**What this task involves:**
Report all lines from the entries below in which "Zusammensetzungen" appears.

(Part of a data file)
[start]

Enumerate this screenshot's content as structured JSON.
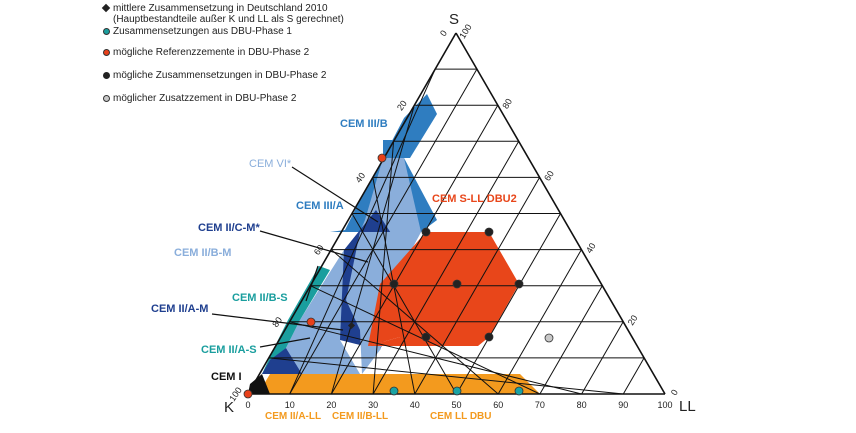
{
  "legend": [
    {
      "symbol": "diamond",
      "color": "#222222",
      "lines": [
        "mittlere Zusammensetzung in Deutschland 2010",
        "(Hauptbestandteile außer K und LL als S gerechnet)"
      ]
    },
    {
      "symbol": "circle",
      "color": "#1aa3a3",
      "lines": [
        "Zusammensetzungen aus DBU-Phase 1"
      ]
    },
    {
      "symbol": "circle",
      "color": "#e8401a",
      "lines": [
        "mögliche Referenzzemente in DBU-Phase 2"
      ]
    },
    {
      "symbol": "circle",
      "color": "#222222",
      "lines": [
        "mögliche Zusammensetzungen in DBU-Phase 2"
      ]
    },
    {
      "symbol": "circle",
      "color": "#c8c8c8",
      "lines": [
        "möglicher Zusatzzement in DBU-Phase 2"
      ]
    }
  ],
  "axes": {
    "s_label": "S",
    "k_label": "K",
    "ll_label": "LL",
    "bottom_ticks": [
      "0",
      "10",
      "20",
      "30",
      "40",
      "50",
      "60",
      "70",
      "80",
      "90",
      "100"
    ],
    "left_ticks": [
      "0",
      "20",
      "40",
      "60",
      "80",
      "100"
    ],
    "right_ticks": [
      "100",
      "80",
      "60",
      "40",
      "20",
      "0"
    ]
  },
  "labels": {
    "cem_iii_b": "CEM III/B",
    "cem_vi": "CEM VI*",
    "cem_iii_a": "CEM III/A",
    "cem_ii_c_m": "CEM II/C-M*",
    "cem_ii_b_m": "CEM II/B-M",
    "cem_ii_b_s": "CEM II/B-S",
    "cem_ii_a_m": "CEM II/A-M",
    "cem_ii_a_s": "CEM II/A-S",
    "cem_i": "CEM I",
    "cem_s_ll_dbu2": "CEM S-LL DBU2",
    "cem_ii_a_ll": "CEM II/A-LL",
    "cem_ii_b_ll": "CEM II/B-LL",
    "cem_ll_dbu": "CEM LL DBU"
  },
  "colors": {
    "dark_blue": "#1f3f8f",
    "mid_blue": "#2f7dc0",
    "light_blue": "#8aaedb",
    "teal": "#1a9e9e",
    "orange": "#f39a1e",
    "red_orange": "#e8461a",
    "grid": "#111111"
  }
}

[end]
[start]

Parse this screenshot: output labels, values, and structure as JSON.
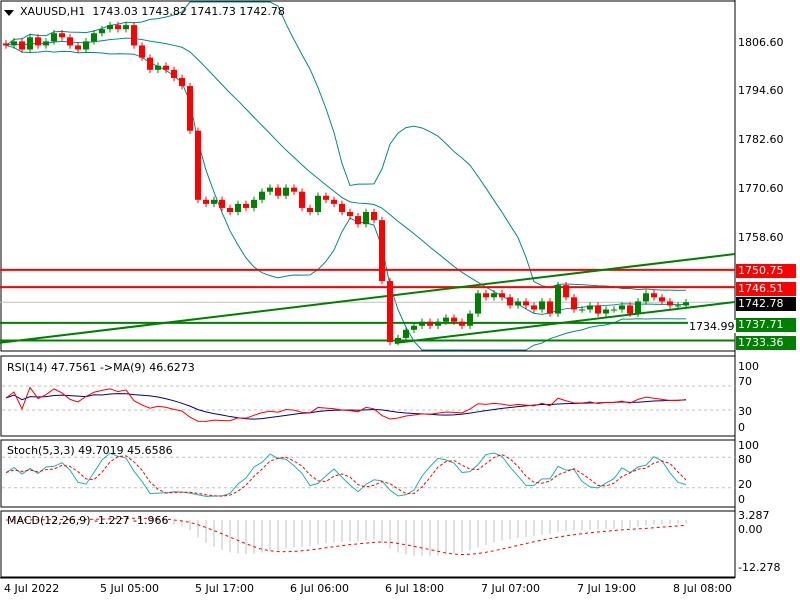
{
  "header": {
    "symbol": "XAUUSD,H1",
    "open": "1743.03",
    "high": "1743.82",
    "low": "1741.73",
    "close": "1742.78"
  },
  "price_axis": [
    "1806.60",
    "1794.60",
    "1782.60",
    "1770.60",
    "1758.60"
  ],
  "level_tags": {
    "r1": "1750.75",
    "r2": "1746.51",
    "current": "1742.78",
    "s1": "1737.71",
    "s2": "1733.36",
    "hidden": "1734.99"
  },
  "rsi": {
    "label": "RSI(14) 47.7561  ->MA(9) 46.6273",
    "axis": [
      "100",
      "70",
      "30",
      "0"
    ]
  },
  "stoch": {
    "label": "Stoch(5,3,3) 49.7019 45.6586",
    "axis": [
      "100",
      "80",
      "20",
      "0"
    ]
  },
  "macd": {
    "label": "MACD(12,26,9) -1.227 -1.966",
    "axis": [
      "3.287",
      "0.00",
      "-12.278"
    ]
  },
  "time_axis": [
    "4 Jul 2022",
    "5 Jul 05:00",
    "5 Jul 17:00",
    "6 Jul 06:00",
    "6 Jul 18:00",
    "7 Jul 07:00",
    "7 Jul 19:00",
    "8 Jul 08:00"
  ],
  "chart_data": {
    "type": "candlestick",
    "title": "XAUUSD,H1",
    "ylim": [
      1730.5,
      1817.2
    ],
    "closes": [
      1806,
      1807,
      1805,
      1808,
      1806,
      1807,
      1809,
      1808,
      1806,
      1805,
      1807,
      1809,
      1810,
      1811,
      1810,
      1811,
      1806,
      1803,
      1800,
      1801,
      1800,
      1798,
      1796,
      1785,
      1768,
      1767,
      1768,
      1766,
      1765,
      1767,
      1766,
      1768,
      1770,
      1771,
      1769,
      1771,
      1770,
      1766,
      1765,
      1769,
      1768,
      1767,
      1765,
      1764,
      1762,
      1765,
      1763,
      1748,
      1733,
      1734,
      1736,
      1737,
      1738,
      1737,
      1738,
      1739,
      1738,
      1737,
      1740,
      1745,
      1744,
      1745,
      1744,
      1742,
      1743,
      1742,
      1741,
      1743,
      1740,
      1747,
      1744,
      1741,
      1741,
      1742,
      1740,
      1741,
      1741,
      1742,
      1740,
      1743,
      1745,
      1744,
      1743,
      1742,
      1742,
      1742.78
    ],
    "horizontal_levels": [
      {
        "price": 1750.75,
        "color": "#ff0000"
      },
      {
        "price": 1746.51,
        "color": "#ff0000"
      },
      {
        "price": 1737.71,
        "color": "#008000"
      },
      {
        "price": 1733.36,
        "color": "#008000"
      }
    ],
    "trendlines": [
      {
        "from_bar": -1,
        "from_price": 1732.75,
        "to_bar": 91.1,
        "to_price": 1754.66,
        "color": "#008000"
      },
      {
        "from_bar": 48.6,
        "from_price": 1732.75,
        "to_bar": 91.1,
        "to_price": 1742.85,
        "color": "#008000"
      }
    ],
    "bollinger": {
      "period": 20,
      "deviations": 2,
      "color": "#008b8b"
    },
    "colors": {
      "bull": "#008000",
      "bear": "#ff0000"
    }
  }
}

[end]
[start]

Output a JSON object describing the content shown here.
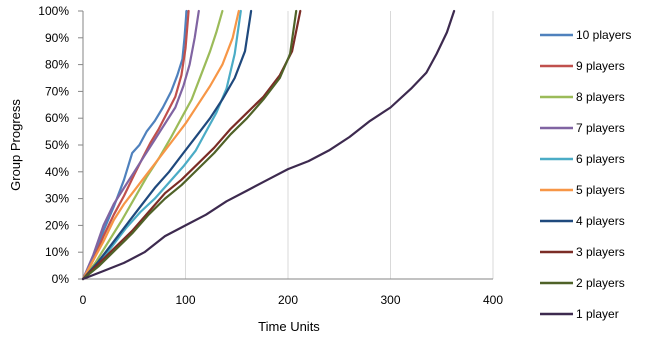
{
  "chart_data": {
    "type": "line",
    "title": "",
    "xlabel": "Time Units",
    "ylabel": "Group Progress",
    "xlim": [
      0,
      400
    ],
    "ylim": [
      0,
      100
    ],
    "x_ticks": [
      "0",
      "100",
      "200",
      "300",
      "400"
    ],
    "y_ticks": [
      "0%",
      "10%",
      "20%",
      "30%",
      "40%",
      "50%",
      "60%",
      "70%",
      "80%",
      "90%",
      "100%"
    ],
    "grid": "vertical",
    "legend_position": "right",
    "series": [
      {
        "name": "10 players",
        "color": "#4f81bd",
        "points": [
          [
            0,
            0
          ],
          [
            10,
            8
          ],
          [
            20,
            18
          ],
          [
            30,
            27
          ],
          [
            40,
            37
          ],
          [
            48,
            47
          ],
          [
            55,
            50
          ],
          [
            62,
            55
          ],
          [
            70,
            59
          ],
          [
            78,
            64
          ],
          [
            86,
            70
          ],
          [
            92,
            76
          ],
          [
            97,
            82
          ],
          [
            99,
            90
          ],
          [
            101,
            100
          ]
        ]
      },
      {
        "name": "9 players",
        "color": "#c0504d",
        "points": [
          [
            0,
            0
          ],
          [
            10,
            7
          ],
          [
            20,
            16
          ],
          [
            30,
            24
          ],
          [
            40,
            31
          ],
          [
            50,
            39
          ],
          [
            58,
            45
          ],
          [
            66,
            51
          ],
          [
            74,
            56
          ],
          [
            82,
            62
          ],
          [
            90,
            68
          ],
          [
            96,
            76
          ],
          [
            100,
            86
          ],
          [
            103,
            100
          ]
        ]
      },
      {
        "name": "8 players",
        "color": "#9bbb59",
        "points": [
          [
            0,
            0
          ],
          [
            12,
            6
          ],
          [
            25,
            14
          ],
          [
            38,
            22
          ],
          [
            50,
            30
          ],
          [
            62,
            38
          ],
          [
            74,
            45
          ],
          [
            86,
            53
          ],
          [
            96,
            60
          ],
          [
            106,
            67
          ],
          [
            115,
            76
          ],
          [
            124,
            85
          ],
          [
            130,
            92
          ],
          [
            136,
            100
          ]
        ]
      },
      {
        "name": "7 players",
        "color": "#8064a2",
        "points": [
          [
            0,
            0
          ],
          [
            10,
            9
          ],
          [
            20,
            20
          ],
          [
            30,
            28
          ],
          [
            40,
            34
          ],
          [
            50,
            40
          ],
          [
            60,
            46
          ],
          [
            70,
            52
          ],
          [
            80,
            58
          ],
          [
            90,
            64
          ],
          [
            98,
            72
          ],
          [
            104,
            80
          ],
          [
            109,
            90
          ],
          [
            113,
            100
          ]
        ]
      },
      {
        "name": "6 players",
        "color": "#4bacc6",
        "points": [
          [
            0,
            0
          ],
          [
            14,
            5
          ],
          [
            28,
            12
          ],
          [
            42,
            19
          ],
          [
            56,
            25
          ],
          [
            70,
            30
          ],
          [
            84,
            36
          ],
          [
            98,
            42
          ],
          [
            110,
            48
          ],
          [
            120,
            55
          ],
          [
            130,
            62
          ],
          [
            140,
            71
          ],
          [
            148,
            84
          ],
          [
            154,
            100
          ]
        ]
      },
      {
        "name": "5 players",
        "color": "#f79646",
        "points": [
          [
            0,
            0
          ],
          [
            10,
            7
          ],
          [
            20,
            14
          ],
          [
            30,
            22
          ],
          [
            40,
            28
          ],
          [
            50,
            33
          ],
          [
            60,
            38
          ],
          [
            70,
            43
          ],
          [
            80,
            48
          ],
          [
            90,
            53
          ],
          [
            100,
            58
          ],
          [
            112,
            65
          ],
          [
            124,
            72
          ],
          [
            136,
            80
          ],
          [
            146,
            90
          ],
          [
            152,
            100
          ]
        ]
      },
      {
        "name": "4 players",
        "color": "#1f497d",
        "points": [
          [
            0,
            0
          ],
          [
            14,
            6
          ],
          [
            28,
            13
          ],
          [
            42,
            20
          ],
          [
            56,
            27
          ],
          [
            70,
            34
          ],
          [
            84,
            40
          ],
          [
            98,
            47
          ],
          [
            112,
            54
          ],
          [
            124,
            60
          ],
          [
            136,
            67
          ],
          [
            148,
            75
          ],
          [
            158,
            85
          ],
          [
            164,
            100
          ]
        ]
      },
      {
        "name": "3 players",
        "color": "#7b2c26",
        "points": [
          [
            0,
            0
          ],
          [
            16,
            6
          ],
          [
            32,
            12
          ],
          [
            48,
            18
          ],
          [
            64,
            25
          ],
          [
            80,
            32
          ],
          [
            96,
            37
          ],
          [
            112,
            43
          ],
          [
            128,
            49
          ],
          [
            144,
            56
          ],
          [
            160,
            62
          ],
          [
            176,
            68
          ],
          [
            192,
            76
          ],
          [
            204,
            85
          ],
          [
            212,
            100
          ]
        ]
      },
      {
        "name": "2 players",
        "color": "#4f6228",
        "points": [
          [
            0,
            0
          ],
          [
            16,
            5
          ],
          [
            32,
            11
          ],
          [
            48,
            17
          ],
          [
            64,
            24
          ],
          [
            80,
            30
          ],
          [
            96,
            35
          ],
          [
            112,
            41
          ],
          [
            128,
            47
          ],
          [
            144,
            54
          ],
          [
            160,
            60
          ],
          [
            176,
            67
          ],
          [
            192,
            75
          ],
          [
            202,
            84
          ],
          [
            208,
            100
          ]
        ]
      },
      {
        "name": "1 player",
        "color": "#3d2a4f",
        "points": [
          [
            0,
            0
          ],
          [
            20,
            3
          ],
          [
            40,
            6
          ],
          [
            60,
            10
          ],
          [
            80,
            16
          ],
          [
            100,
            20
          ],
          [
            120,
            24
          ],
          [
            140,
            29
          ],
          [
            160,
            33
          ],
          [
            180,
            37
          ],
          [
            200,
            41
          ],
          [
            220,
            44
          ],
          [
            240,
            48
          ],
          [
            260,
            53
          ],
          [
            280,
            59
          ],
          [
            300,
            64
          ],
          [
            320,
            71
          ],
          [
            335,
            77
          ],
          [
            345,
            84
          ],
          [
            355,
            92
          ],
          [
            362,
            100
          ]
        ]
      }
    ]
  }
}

[end]

**Solution for this task:**
        "Zusammensetzungen aus DBU-Phase 1"
        "mögliche Zusammensetzungen in DBU-Phase 2"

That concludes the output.